[The exercise]:
All lines in the data bearing the string "Мишель" should be identified and copied.

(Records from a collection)
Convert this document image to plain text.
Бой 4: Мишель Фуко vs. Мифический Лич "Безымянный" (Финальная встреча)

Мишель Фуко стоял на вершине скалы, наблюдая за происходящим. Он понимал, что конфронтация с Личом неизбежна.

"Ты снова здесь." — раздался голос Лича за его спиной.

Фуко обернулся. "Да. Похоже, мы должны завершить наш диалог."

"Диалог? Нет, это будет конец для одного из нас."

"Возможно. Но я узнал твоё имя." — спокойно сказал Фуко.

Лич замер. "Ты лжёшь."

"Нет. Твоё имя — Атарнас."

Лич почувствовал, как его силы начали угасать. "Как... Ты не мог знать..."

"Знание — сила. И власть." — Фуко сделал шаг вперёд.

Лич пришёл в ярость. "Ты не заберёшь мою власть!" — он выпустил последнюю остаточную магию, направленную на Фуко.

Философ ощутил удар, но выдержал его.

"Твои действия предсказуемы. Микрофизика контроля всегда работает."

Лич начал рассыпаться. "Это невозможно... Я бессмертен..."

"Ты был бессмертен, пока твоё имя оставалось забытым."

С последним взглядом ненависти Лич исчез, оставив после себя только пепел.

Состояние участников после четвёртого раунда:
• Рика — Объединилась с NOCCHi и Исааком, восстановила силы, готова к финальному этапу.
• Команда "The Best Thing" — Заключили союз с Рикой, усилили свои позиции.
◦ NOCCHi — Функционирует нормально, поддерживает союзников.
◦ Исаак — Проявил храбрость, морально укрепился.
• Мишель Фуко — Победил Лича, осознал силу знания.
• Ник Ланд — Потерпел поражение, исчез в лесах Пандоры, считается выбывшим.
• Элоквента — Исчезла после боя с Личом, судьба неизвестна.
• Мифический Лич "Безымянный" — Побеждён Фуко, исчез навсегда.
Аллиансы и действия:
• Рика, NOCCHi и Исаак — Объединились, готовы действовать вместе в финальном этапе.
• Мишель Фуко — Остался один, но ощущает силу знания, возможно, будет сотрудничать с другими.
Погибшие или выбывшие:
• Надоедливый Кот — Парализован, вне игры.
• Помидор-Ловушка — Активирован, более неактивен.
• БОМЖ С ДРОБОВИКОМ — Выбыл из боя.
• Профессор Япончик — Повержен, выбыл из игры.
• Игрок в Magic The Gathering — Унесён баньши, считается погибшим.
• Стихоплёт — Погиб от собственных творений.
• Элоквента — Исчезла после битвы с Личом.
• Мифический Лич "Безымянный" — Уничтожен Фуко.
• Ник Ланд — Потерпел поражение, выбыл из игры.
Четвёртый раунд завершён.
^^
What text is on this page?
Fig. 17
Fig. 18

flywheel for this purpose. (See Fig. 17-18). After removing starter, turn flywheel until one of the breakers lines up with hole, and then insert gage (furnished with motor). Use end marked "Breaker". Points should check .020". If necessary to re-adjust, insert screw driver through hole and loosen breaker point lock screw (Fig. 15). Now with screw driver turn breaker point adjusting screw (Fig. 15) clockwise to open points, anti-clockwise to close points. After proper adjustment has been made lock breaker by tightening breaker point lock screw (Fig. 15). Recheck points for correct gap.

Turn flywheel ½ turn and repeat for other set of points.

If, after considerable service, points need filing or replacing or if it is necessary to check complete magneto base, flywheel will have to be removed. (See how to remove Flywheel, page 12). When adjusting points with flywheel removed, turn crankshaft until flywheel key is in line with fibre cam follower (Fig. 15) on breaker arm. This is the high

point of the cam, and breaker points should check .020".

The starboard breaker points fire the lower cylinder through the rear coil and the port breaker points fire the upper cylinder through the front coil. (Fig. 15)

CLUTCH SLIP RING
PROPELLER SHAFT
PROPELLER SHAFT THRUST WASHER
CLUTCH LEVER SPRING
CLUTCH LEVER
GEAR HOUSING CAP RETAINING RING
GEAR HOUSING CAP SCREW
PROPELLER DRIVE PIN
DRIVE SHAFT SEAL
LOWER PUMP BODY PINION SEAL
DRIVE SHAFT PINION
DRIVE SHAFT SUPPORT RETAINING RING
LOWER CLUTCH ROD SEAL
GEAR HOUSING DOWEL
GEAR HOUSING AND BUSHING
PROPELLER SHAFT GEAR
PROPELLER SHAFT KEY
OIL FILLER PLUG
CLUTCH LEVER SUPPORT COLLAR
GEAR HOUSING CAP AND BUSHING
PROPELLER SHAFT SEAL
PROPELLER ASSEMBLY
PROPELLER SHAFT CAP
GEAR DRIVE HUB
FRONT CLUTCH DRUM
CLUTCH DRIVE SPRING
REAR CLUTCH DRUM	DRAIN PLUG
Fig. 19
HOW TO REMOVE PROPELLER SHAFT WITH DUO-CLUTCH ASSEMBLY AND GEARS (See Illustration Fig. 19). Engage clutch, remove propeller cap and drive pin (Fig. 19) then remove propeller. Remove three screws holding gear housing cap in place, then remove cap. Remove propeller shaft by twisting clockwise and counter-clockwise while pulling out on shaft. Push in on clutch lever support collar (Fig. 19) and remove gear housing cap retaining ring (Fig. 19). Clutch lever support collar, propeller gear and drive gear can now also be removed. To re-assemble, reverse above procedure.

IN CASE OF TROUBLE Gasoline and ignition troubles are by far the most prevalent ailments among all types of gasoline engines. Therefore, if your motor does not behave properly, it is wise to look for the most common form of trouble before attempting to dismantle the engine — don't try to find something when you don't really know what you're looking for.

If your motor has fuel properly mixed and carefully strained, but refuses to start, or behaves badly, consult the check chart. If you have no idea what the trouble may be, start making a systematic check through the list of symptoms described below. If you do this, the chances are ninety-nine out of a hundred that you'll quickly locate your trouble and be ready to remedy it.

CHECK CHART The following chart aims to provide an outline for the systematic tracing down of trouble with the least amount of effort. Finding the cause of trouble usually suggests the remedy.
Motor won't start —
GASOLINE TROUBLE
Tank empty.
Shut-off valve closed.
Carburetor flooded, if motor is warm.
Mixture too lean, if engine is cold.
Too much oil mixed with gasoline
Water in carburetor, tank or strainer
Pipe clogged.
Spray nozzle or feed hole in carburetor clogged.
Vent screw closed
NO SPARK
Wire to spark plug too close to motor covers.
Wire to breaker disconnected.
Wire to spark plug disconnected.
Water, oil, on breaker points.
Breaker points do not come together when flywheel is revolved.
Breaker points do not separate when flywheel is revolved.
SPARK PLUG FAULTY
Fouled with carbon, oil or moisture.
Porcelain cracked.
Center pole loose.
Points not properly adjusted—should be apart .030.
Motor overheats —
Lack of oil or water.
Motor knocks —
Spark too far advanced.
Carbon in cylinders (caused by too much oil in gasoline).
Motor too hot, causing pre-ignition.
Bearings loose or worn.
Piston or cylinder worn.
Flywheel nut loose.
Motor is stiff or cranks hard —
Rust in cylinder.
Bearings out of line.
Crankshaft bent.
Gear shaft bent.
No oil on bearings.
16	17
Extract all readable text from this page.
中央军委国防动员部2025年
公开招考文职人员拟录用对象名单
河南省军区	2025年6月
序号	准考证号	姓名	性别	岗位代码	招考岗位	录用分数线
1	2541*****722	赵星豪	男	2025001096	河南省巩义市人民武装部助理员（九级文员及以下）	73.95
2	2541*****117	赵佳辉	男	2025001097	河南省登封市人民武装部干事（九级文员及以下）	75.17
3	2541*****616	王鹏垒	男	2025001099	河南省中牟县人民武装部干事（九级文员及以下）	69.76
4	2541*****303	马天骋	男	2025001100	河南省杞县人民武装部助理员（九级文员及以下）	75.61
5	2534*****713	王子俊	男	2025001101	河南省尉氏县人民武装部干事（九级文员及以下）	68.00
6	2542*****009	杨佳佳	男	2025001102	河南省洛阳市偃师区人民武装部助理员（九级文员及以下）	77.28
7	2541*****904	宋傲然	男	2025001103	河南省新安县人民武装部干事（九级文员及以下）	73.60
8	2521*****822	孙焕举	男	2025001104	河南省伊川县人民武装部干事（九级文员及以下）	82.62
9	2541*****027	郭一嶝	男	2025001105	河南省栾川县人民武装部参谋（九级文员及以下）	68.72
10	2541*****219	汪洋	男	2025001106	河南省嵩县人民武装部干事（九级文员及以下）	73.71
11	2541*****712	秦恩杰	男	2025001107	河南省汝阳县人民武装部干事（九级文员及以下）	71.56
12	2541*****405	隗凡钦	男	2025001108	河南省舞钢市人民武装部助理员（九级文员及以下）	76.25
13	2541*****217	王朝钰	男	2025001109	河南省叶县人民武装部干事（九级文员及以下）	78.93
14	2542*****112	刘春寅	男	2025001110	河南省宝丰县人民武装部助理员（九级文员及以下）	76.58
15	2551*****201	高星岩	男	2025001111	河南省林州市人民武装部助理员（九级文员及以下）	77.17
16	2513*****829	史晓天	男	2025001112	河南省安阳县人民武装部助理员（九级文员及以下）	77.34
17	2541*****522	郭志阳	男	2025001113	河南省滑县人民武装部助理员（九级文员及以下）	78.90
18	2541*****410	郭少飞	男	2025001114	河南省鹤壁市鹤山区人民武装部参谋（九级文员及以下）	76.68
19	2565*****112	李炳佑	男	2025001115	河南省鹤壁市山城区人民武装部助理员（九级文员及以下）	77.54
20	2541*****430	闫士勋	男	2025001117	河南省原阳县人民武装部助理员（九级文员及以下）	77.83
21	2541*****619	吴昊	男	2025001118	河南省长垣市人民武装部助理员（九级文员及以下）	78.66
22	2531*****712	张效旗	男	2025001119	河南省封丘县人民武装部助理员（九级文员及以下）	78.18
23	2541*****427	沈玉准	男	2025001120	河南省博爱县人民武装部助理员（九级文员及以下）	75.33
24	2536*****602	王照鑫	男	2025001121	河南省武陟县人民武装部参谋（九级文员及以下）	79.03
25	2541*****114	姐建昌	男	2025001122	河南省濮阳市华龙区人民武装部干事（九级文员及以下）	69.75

[Result for this exercise]:
Бой 4: Мишель Фуко vs. Мифический Лич "Безымянный" (Финальная встреча)
Мишель Фуко стоял на вершине скалы, наблюдая за происходящим. Он понимал, что конфронтация с Личом неизбежна.
• Мишель Фуко — Победил Лича, осознал силу знания.
• Мишель Фуко — Остался один, но ощущает силу знания, возможно, будет сотрудничать с другими.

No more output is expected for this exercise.